Exercise goal
Print, exactly as given, each line of the data from the line containing "Parse this screenshot: output" up to and including its last line.

--- Begin Dataset excerpts ---

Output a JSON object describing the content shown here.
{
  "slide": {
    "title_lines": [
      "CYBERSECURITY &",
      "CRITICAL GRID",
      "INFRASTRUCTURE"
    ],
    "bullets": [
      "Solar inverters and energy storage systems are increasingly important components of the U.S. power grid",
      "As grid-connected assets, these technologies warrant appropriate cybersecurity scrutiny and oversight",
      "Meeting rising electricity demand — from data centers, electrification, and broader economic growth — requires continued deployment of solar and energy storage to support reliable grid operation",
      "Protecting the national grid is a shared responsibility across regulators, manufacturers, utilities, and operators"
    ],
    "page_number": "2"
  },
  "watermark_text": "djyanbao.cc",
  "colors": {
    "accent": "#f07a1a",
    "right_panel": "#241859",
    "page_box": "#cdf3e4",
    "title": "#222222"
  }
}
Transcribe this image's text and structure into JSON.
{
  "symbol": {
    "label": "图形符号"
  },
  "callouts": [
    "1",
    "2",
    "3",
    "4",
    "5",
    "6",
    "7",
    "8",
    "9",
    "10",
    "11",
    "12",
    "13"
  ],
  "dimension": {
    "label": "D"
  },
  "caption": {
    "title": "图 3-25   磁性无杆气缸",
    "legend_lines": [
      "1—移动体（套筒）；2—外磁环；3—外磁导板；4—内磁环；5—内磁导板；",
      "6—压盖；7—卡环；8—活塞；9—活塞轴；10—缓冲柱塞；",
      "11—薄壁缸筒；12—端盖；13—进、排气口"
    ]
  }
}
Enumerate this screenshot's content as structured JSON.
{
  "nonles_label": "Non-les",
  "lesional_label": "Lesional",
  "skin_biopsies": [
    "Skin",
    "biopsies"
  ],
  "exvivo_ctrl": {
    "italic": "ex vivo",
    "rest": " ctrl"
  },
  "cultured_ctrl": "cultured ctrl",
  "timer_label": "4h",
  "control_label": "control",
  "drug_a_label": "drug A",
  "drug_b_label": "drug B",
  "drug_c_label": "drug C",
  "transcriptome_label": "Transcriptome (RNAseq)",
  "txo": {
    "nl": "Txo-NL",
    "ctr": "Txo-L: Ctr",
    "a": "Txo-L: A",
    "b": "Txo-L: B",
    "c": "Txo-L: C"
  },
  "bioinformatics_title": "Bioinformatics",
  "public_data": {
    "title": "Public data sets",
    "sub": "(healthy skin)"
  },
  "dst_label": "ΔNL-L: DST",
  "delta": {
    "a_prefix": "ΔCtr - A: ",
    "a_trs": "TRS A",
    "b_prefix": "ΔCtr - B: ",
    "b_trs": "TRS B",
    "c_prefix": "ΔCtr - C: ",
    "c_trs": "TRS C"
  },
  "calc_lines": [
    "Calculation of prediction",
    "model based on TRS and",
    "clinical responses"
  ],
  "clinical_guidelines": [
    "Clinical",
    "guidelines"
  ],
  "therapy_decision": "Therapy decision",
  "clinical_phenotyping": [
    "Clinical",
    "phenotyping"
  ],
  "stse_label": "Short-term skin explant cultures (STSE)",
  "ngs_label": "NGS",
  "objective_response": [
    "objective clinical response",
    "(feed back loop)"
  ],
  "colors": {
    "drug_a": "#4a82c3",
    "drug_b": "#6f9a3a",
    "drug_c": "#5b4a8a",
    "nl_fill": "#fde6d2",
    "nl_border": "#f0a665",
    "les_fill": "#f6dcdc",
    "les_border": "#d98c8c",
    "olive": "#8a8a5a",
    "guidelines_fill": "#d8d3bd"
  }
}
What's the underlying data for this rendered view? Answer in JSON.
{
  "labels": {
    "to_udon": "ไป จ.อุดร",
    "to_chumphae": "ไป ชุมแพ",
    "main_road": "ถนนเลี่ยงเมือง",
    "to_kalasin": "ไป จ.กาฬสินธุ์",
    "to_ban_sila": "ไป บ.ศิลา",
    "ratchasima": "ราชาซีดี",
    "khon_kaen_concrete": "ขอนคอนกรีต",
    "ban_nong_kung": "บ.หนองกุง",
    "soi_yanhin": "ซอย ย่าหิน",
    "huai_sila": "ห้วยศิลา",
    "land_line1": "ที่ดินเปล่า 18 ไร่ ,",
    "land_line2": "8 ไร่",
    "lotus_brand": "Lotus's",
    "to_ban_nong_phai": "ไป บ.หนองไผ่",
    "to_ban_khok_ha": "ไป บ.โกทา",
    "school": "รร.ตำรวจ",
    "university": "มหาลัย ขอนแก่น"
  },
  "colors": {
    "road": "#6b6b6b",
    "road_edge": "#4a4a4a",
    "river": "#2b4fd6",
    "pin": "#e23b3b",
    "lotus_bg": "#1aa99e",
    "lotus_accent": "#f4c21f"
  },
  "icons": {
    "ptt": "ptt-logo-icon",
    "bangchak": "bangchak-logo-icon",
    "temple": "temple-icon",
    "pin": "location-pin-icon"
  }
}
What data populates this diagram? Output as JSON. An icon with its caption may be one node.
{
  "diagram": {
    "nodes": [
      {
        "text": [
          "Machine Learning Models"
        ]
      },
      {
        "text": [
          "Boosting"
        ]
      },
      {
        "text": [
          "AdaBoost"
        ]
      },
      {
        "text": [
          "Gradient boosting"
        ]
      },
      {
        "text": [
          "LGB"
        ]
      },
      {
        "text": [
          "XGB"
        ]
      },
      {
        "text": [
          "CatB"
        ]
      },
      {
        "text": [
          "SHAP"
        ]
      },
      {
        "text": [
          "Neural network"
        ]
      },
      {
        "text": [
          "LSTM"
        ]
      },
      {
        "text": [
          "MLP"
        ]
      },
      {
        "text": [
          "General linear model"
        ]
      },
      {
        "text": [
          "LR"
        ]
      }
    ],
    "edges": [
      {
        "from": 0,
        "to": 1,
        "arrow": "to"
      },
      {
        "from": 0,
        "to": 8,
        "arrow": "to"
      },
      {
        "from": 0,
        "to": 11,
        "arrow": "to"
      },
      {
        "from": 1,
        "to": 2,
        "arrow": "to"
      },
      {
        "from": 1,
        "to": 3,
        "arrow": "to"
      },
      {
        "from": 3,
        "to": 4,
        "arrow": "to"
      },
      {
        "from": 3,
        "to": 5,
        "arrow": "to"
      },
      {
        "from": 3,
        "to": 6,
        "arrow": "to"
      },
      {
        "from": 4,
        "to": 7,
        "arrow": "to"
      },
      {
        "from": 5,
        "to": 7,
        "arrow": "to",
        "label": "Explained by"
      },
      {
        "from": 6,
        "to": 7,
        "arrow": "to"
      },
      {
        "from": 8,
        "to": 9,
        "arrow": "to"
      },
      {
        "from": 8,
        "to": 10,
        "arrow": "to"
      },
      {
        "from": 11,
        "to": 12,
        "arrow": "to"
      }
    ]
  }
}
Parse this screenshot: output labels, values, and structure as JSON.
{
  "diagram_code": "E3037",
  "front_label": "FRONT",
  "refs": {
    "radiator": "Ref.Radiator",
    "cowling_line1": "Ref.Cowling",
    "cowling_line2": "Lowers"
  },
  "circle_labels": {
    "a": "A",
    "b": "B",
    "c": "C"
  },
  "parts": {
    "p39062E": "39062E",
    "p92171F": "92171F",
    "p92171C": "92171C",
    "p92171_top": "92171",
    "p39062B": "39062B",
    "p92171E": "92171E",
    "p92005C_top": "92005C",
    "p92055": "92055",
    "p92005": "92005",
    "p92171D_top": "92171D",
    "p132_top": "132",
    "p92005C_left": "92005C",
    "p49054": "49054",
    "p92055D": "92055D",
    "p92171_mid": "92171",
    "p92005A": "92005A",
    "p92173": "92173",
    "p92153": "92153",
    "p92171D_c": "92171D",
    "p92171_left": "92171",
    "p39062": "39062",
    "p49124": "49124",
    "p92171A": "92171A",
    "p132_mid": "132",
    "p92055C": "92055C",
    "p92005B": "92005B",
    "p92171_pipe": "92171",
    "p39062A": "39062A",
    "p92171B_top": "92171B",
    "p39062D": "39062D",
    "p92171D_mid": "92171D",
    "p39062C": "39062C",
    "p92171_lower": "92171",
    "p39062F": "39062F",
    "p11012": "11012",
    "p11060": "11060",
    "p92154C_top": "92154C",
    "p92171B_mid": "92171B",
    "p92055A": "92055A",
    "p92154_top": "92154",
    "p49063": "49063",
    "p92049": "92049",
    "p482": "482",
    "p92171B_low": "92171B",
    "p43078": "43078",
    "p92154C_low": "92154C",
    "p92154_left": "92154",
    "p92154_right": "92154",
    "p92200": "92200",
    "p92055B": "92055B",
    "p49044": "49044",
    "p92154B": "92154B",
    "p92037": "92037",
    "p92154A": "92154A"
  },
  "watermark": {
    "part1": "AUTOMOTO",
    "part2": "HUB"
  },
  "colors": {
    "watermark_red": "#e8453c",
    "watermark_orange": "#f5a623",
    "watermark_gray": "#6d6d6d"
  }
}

--- End Dataset excerpts ---

Reply to the task
Parse this screenshot: output labels, values, and structure as JSON.
{
  "diagram_code": "E3037",
  "front_label": "FRONT",
  "refs": {
    "radiator": "Ref.Radiator",
    "cowling_line1": "Ref.Cowling",
    "cowling_line2": "Lowers"
  },
  "circle_labels": {
    "a": "A",
    "b": "B",
    "c": "C"
  },
  "parts": {
    "p39062E": "39062E",
    "p92171F": "92171F",
    "p92171C": "92171C",
    "p92171_top": "92171",
    "p39062B": "39062B",
    "p92171E": "92171E",
    "p92005C_top": "92005C",
    "p92055": "92055",
    "p92005": "92005",
    "p92171D_top": "92171D",
    "p132_top": "132",
    "p92005C_left": "92005C",
    "p49054": "49054",
    "p92055D": "92055D",
    "p92171_mid": "92171",
    "p92005A": "92005A",
    "p92173": "92173",
    "p92153": "92153",
    "p92171D_c": "92171D",
    "p92171_left": "92171",
    "p39062": "39062",
    "p49124": "49124",
    "p92171A": "92171A",
    "p132_mid": "132",
    "p92055C": "92055C",
    "p92005B": "92005B",
    "p92171_pipe": "92171",
    "p39062A": "39062A",
    "p92171B_top": "92171B",
    "p39062D": "39062D",
    "p92171D_mid": "92171D",
    "p39062C": "39062C",
    "p92171_lower": "92171",
    "p39062F": "39062F",
    "p11012": "11012",
    "p11060": "11060",
    "p92154C_top": "92154C",
    "p92171B_mid": "92171B",
    "p92055A": "92055A",
    "p92154_top": "92154",
    "p49063": "49063",
    "p92049": "92049",
    "p482": "482",
    "p92171B_low": "92171B",
    "p43078": "43078",
    "p92154C_low": "92154C",
    "p92154_left": "92154",
    "p92154_right": "92154",
    "p92200": "92200",
    "p92055B": "92055B",
    "p49044": "49044",
    "p92154B": "92154B",
    "p92037": "92037",
    "p92154A": "92154A"
  },
  "watermark": {
    "part1": "AUTOMOTO",
    "part2": "HUB"
  },
  "colors": {
    "watermark_red": "#e8453c",
    "watermark_orange": "#f5a623",
    "watermark_gray": "#6d6d6d"
  }
}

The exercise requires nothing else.